**Work required**: Look through the data below. Pick out the lines holding the string "маку".
** Start of Raw data **
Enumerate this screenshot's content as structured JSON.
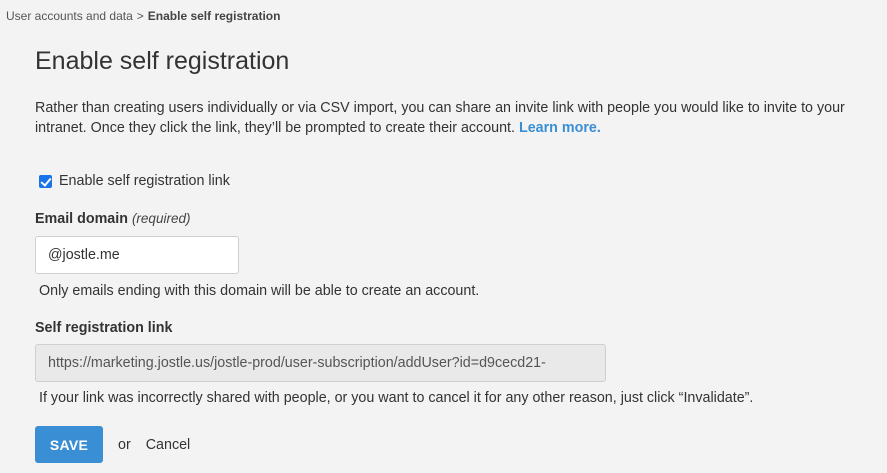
{
  "breadcrumb": {
    "parent": "User accounts and data",
    "separator": ">",
    "current": "Enable self registration"
  },
  "page": {
    "title": "Enable self registration",
    "description": "Rather than creating users individually or via CSV import, you can share an invite link with people you would like to invite to your intranet. Once they click the link, they’ll be prompted to create their account.",
    "learn_more": "Learn more."
  },
  "self_registration": {
    "checkbox_label": "Enable self registration link",
    "checked": true
  },
  "email_domain": {
    "label": "Email domain",
    "required_note": "(required)",
    "value": "@jostle.me",
    "help": "Only emails ending with this domain will be able to create an account."
  },
  "registration_link": {
    "label": "Self registration link",
    "value": "https://marketing.jostle.us/jostle-prod/user-subscription/addUser?id=d9cecd21-",
    "help": "If your link was incorrectly shared with people, or you want to cancel it for any other reason, just click “Invalidate”."
  },
  "actions": {
    "save_label": "SAVE",
    "or_label": "or",
    "cancel_label": "Cancel"
  },
  "colors": {
    "accent": "#3a8fd4",
    "checkbox": "#1a73e8",
    "background": "#f3f3f3"
  }
}
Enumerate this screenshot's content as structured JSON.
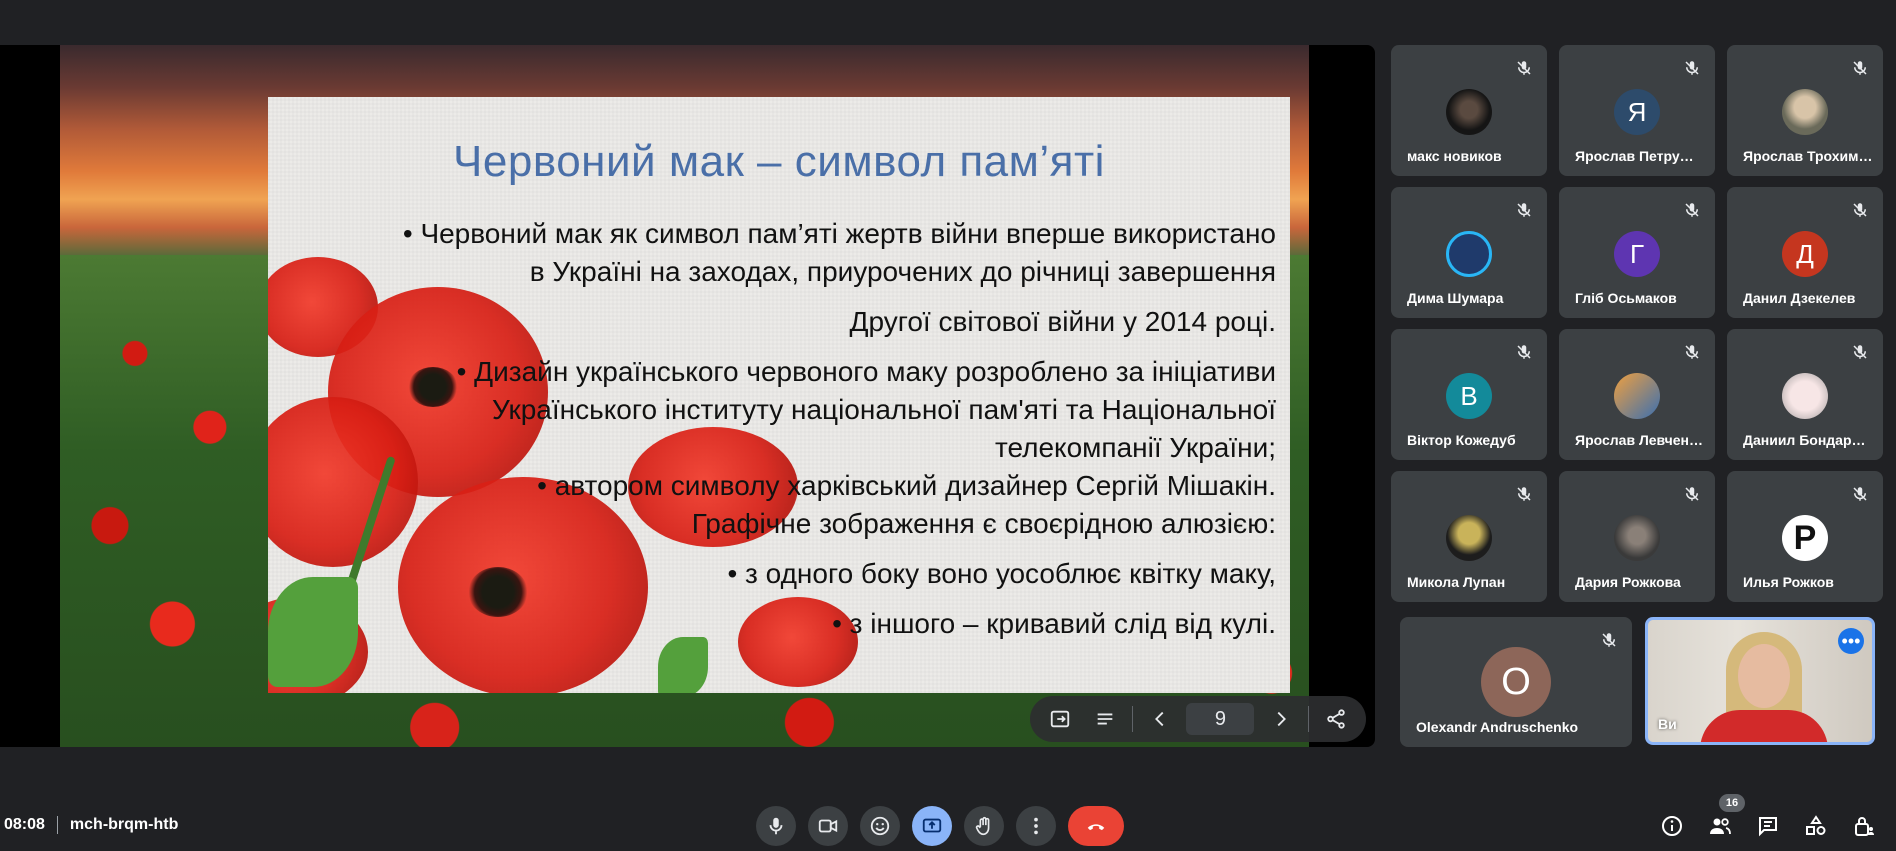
{
  "meeting": {
    "time": "08:08",
    "code": "mch-brqm-htb"
  },
  "slide": {
    "title": "Червоний мак – символ пам’яті",
    "lines": [
      "• Червоний мак як символ пам’яті жертв війни вперше використано",
      "в Україні на заходах, приурочених до річниці завершення",
      "Другої світової війни у 2014 році.",
      "•  Дизайн українського червоного маку розроблено за ініціативи",
      "Українського інституту національної пам'яті та Національної",
      "телекомпанії України;",
      "• автором символу харківський дизайнер Сергій Мішакін.",
      "Графічне зображення є своєрідною алюзією:",
      "• з одного боку воно уособлює квітку маку,",
      "• з іншого – кривавий слід від кулі."
    ],
    "page": "9"
  },
  "participants": [
    {
      "name": "макс новиков",
      "initial": "",
      "color": "#1b1b1b",
      "avatar": "photo-dark"
    },
    {
      "name": "Ярослав Петру…",
      "initial": "Я",
      "color": "#2d4b6b",
      "avatar": "letter"
    },
    {
      "name": "Ярослав Трохим…",
      "initial": "",
      "color": "#6a6a5a",
      "avatar": "photo-light"
    },
    {
      "name": "Дима Шумара",
      "initial": "",
      "color": "#1f3a6b",
      "avatar": "photo-game"
    },
    {
      "name": "Гліб Осьмаков",
      "initial": "Г",
      "color": "#5e35b1",
      "avatar": "letter"
    },
    {
      "name": "Данил Дзекелев",
      "initial": "Д",
      "color": "#c5361f",
      "avatar": "letter"
    },
    {
      "name": "Віктор Кожедуб",
      "initial": "В",
      "color": "#138a9a",
      "avatar": "letter"
    },
    {
      "name": "Ярослав Левчен…",
      "initial": "",
      "color": "#e6a24a",
      "avatar": "photo-color"
    },
    {
      "name": "Даниил Бондар…",
      "initial": "",
      "color": "#efe7e7",
      "avatar": "photo-white"
    },
    {
      "name": "Микола Лупан",
      "initial": "",
      "color": "#1d1d1d",
      "avatar": "photo-yellow"
    },
    {
      "name": "Дария Рожкова",
      "initial": "",
      "color": "#4a4a4a",
      "avatar": "photo-gray"
    },
    {
      "name": "Илья Рожков",
      "initial": "P",
      "color": "#ffffff",
      "avatar": "logo-p"
    }
  ],
  "large_participant": {
    "name": "Olexandr Andruschenko",
    "initial": "O",
    "color": "#8d6659"
  },
  "self_view": {
    "name": "Ви"
  },
  "people_count": "16",
  "colors": {
    "accent": "#8ab4f8",
    "end_call": "#ea4335",
    "tile": "#3c4043",
    "background": "#202124"
  }
}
** End of Raw data **
**Result**:
      "•  Дизайн українського червоного маку розроблено за ініціативи",
      "• з одного боку воно уособлює квітку маку,",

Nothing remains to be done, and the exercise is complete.